• **Set exercise**
Can you set down the material below word for word, leaving out the pictures?

==== Data supplied

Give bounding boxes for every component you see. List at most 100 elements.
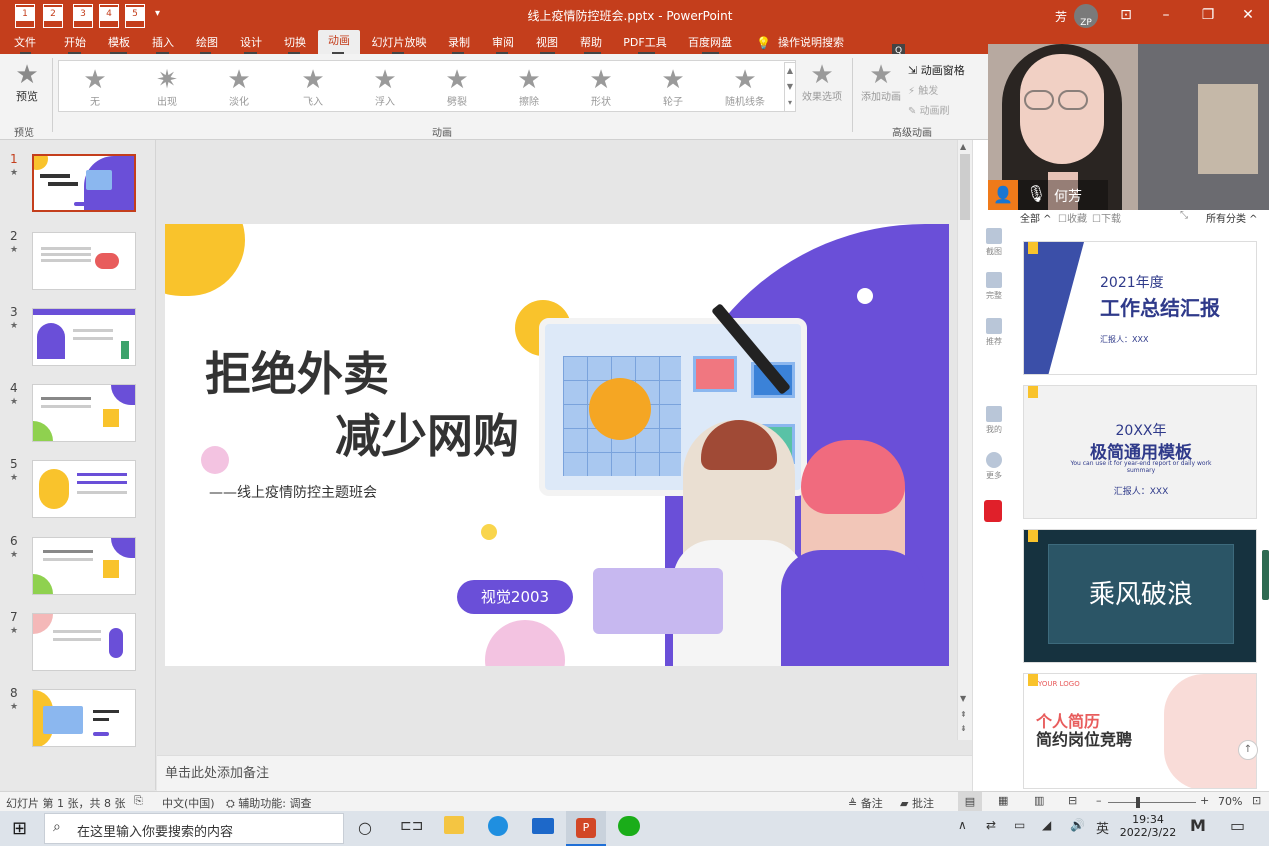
slide-thumbnail[interactable]: [32, 537, 136, 595]
preview-button[interactable]: ★ 预览: [8, 62, 46, 104]
tell-me-search[interactable]: 操作说明搜索: [776, 32, 846, 54]
zoom-level[interactable]: 70%: [1218, 795, 1242, 808]
template-card[interactable]: YOUR LOGO 个人简历 简约岗位竞聘: [1023, 673, 1257, 789]
tab-home[interactable]: 开始: [56, 32, 94, 54]
file-explorer-icon[interactable]: [444, 816, 464, 834]
anim-fade[interactable]: ★ 淡化: [209, 67, 269, 108]
accessibility-status[interactable]: ⛭ 辅助功能: 调查: [226, 795, 312, 811]
side-icon-complete[interactable]: 完整: [980, 272, 1008, 301]
slide-thumbnail[interactable]: [32, 384, 136, 442]
language-status[interactable]: 中文(中国): [162, 795, 215, 811]
task-view-icon[interactable]: ○: [358, 818, 372, 837]
gallery-scroll[interactable]: ▲ ▼ ▾: [784, 62, 796, 112]
filter-favorites[interactable]: ☐收藏: [1058, 210, 1087, 225]
tab-transitions[interactable]: 切换: [276, 32, 314, 54]
side-icon-recommend[interactable]: 推荐: [980, 318, 1008, 347]
tray-app-icon[interactable]: ⇄: [986, 818, 996, 832]
minimize-button[interactable]: –: [1146, 0, 1186, 32]
clock[interactable]: 19:34 2022/3/22: [1118, 813, 1178, 839]
anim-split[interactable]: ★ 劈裂: [427, 67, 487, 108]
tab-pdf-tools[interactable]: PDF工具: [620, 32, 670, 54]
quick-access-present[interactable]: 5: [125, 4, 145, 28]
quick-access-start-slideshow[interactable]: 4: [99, 4, 119, 28]
anim-float-in[interactable]: ★ 浮入: [355, 67, 415, 108]
side-icon-mine[interactable]: 我的: [980, 406, 1008, 435]
anim-wheel[interactable]: ★ 轮子: [643, 67, 703, 108]
tab-design[interactable]: 设计: [232, 32, 270, 54]
animation-pane-button[interactable]: ⇲ 动画窗格: [908, 62, 965, 78]
tab-animations[interactable]: 动画: [318, 30, 360, 54]
slide-sorter-icon[interactable]: ▦: [998, 794, 1008, 807]
timeline-icon[interactable]: ⊏⊐: [400, 818, 423, 834]
notes-pane[interactable]: 单击此处添加备注: [157, 755, 972, 791]
fit-slide-icon[interactable]: ⊡: [1252, 794, 1261, 807]
slide-thumbnail[interactable]: [32, 613, 136, 671]
tab-review[interactable]: 审阅: [484, 32, 522, 54]
quick-access-redo[interactable]: 3: [73, 4, 93, 28]
video-call-overlay[interactable]: 👤 🎙 何芳: [988, 44, 1269, 210]
tab-draw[interactable]: 绘图: [188, 32, 226, 54]
anim-appear[interactable]: ✷ 出现: [137, 67, 197, 108]
back-to-top-icon[interactable]: ↑: [1238, 740, 1258, 760]
close-button[interactable]: ✕: [1228, 0, 1268, 32]
anim-none[interactable]: ★ 无: [65, 67, 125, 108]
trigger-button[interactable]: ⚡ 触发: [908, 82, 938, 97]
filter-all[interactable]: 全部 ^: [1020, 210, 1052, 225]
network-icon[interactable]: ◢: [1042, 818, 1051, 832]
slide-thumbnail[interactable]: [32, 232, 136, 290]
zoom-in-icon[interactable]: +: [1200, 794, 1209, 807]
tray-expand-icon[interactable]: ∧: [958, 818, 967, 832]
slide-thumbnail[interactable]: [32, 308, 136, 366]
side-icon-more[interactable]: 更多: [980, 452, 1008, 481]
taskbar-search[interactable]: ⌕ 在这里输入你要搜索的内容: [44, 813, 344, 844]
comments-button[interactable]: ▰ 批注: [900, 795, 934, 811]
quick-access-undo[interactable]: 2: [43, 4, 63, 28]
windows-start-icon[interactable]: ⊞: [12, 818, 27, 839]
anim-wipe[interactable]: ★ 擦除: [499, 67, 559, 108]
slide-thumbnail[interactable]: [32, 689, 136, 747]
reading-view-icon[interactable]: ▥: [1034, 794, 1044, 807]
powerpoint-taskbar-button[interactable]: P: [566, 811, 606, 846]
anim-fly-in[interactable]: ★ 飞入: [283, 67, 343, 108]
collapse-icon[interactable]: ⤡: [1180, 210, 1188, 221]
tab-help[interactable]: 帮助: [572, 32, 610, 54]
zoom-out-icon[interactable]: –: [1096, 794, 1102, 807]
volume-icon[interactable]: 🔊: [1070, 818, 1085, 832]
restore-button[interactable]: ❐: [1188, 0, 1228, 32]
ribbon-display-icon[interactable]: ⊡: [1106, 0, 1146, 32]
add-animation-button[interactable]: ★ 添加动画: [858, 62, 904, 103]
slide-thumbnail[interactable]: [32, 154, 136, 212]
edge-icon[interactable]: [488, 816, 508, 836]
notes-button[interactable]: ≜ 备注: [848, 795, 883, 811]
customize-qa-icon[interactable]: ▾: [155, 8, 160, 19]
template-card[interactable]: 2021年度 工作总结汇报 汇报人：XXX: [1023, 241, 1257, 375]
zoom-slider-thumb[interactable]: [1136, 797, 1140, 808]
side-icon-screenshot[interactable]: 截图: [980, 228, 1008, 257]
filter-downloads[interactable]: ☐下载: [1092, 210, 1121, 225]
effect-options-button[interactable]: ★ 效果选项: [796, 62, 848, 103]
red-envelope-icon[interactable]: [984, 500, 1002, 522]
tab-slideshow[interactable]: 幻灯片放映: [368, 32, 430, 54]
anim-random-bars[interactable]: ★ 随机线条: [715, 67, 775, 108]
tab-insert[interactable]: 插入: [144, 32, 182, 54]
slide-scrollbar[interactable]: ▲ ▼ ⇞ ⇟: [957, 140, 972, 740]
zoom-slider[interactable]: [1108, 802, 1196, 803]
categories-dropdown[interactable]: 所有分类 ^: [1206, 210, 1258, 225]
slide-main[interactable]: 拒绝外卖 减少网购 ——线上疫情防控主题班会 视觉2003: [165, 224, 949, 666]
quick-access-save[interactable]: 1: [15, 4, 35, 28]
tab-baidu-netdisk[interactable]: 百度网盘: [684, 32, 736, 54]
normal-view-icon[interactable]: ▤: [958, 792, 982, 812]
anim-shape[interactable]: ★ 形状: [571, 67, 631, 108]
tab-file[interactable]: 文件: [6, 32, 44, 54]
tab-record[interactable]: 录制: [440, 32, 478, 54]
ime-indicator[interactable]: 英: [1096, 818, 1109, 837]
notification-icon[interactable]: ▭: [1230, 816, 1245, 835]
animation-painter-button[interactable]: ✎ 动画刷: [908, 102, 950, 117]
tab-templates[interactable]: 模板: [100, 32, 138, 54]
spell-check-icon[interactable]: ⎘: [134, 794, 143, 808]
side-handle[interactable]: [1262, 550, 1269, 600]
tab-view[interactable]: 视图: [528, 32, 566, 54]
slideshow-icon[interactable]: ⊟: [1068, 794, 1077, 807]
avatar[interactable]: ZP: [1074, 4, 1098, 28]
mail-icon[interactable]: [532, 818, 554, 834]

========

• **Exercise solution**
Give bounding boxes for every component you see. List at most 100 elements.
slide-thumbnail[interactable]: [32, 537, 136, 595]
preview-button[interactable]: ★ 预览: [8, 62, 46, 104]
tell-me-search[interactable]: 操作说明搜索: [776, 32, 846, 54]
zoom-level[interactable]: 70%: [1218, 795, 1242, 808]
template-card[interactable]: YOUR LOGO 个人简历 简约岗位竞聘: [1023, 673, 1257, 789]
tab-home[interactable]: 开始: [56, 32, 94, 54]
file-explorer-icon[interactable]: [444, 816, 464, 834]
anim-fade[interactable]: ★ 淡化: [209, 67, 269, 108]
accessibility-status[interactable]: ⛭ 辅助功能: 调查: [226, 795, 312, 811]
side-icon-complete[interactable]: 完整: [980, 272, 1008, 301]
slide-thumbnail[interactable]: [32, 384, 136, 442]
language-status[interactable]: 中文(中国): [162, 795, 215, 811]
task-view-icon[interactable]: ○: [358, 818, 372, 837]
gallery-scroll[interactable]: ▲ ▼ ▾: [784, 62, 796, 112]
filter-favorites[interactable]: ☐收藏: [1058, 210, 1087, 225]
tab-transitions[interactable]: 切换: [276, 32, 314, 54]
side-icon-recommend[interactable]: 推荐: [980, 318, 1008, 347]
tray-app-icon[interactable]: ⇄: [986, 818, 996, 832]
minimize-button[interactable]: –: [1146, 0, 1186, 32]
clock[interactable]: 19:34 2022/3/22: [1118, 813, 1178, 839]
anim-split[interactable]: ★ 劈裂: [427, 67, 487, 108]
tab-pdf-tools[interactable]: PDF工具: [620, 32, 670, 54]
quick-access-present[interactable]: 5: [125, 4, 145, 28]
quick-access-start-slideshow[interactable]: 4: [99, 4, 119, 28]
anim-float-in[interactable]: ★ 浮入: [355, 67, 415, 108]
side-icon-mine[interactable]: 我的: [980, 406, 1008, 435]
anim-wheel[interactable]: ★ 轮子: [643, 67, 703, 108]
tab-design[interactable]: 设计: [232, 32, 270, 54]
animation-pane-button[interactable]: ⇲ 动画窗格: [908, 62, 965, 78]
tab-animations[interactable]: 动画: [318, 30, 360, 54]
slide-sorter-icon[interactable]: ▦: [998, 794, 1008, 807]
timeline-icon[interactable]: ⊏⊐: [400, 818, 423, 834]
notes-pane[interactable]: 单击此处添加备注: [157, 755, 972, 791]
fit-slide-icon[interactable]: ⊡: [1252, 794, 1261, 807]
slide-thumbnail[interactable]: [32, 613, 136, 671]
tab-review[interactable]: 审阅: [484, 32, 522, 54]
quick-access-redo[interactable]: 3: [73, 4, 93, 28]
video-call-overlay[interactable]: 👤 🎙 何芳: [988, 44, 1269, 210]
tab-draw[interactable]: 绘图: [188, 32, 226, 54]
anim-appear[interactable]: ✷ 出现: [137, 67, 197, 108]
back-to-top-icon[interactable]: ↑: [1238, 740, 1258, 760]
close-button[interactable]: ✕: [1228, 0, 1268, 32]
anim-none[interactable]: ★ 无: [65, 67, 125, 108]
trigger-button[interactable]: ⚡ 触发: [908, 82, 938, 97]
filter-all[interactable]: 全部 ^: [1020, 210, 1052, 225]
network-icon[interactable]: ◢: [1042, 818, 1051, 832]
slide-thumbnail[interactable]: [32, 232, 136, 290]
zoom-in-icon[interactable]: +: [1200, 794, 1209, 807]
tray-expand-icon[interactable]: ∧: [958, 818, 967, 832]
slide-thumbnail[interactable]: [32, 308, 136, 366]
side-icon-more[interactable]: 更多: [980, 452, 1008, 481]
taskbar-search[interactable]: ⌕ 在这里输入你要搜索的内容: [44, 813, 344, 844]
comments-button[interactable]: ▰ 批注: [900, 795, 934, 811]
quick-access-undo[interactable]: 2: [43, 4, 63, 28]
windows-start-icon[interactable]: ⊞: [12, 818, 27, 839]
anim-wipe[interactable]: ★ 擦除: [499, 67, 559, 108]
slide-thumbnail[interactable]: [32, 689, 136, 747]
reading-view-icon[interactable]: ▥: [1034, 794, 1044, 807]
powerpoint-taskbar-button[interactable]: P: [566, 811, 606, 846]
anim-fly-in[interactable]: ★ 飞入: [283, 67, 343, 108]
collapse-icon[interactable]: ⤡: [1180, 210, 1188, 221]
tab-help[interactable]: 帮助: [572, 32, 610, 54]
zoom-out-icon[interactable]: –: [1096, 794, 1102, 807]
volume-icon[interactable]: 🔊: [1070, 818, 1085, 832]
restore-button[interactable]: ❐: [1188, 0, 1228, 32]
ribbon-display-icon[interactable]: ⊡: [1106, 0, 1146, 32]
add-animation-button[interactable]: ★ 添加动画: [858, 62, 904, 103]
slide-thumbnail[interactable]: [32, 154, 136, 212]
edge-icon[interactable]: [488, 816, 508, 836]
notes-button[interactable]: ≜ 备注: [848, 795, 883, 811]
customize-qa-icon[interactable]: ▾: [155, 8, 160, 19]
template-card[interactable]: 2021年度 工作总结汇报 汇报人：XXX: [1023, 241, 1257, 375]
zoom-slider-thumb[interactable]: [1136, 797, 1140, 808]
side-icon-screenshot[interactable]: 截图: [980, 228, 1008, 257]
filter-downloads[interactable]: ☐下载: [1092, 210, 1121, 225]
effect-options-button[interactable]: ★ 效果选项: [796, 62, 848, 103]
red-envelope-icon[interactable]: [984, 500, 1002, 522]
tab-slideshow[interactable]: 幻灯片放映: [368, 32, 430, 54]
anim-random-bars[interactable]: ★ 随机线条: [715, 67, 775, 108]
tab-insert[interactable]: 插入: [144, 32, 182, 54]
slide-scrollbar[interactable]: ▲ ▼ ⇞ ⇟: [957, 140, 972, 740]
zoom-slider[interactable]: [1108, 802, 1196, 803]
categories-dropdown[interactable]: 所有分类 ^: [1206, 210, 1258, 225]
slide-main[interactable]: 拒绝外卖 减少网购 ——线上疫情防控主题班会 视觉2003: [165, 224, 949, 666]
quick-access-save[interactable]: 1: [15, 4, 35, 28]
tab-baidu-netdisk[interactable]: 百度网盘: [684, 32, 736, 54]
normal-view-icon[interactable]: ▤: [958, 792, 982, 812]
anim-shape[interactable]: ★ 形状: [571, 67, 631, 108]
tab-file[interactable]: 文件: [6, 32, 44, 54]
tab-record[interactable]: 录制: [440, 32, 478, 54]
ime-indicator[interactable]: 英: [1096, 818, 1109, 837]
notification-icon[interactable]: ▭: [1230, 816, 1245, 835]
animation-painter-button[interactable]: ✎ 动画刷: [908, 102, 950, 117]
tab-templates[interactable]: 模板: [100, 32, 138, 54]
spell-check-icon[interactable]: ⎘: [134, 794, 143, 808]
side-handle[interactable]: [1262, 550, 1269, 600]
tab-view[interactable]: 视图: [528, 32, 566, 54]
slideshow-icon[interactable]: ⊟: [1068, 794, 1077, 807]
avatar[interactable]: ZP: [1074, 4, 1098, 28]
mail-icon[interactable]: [532, 818, 554, 834]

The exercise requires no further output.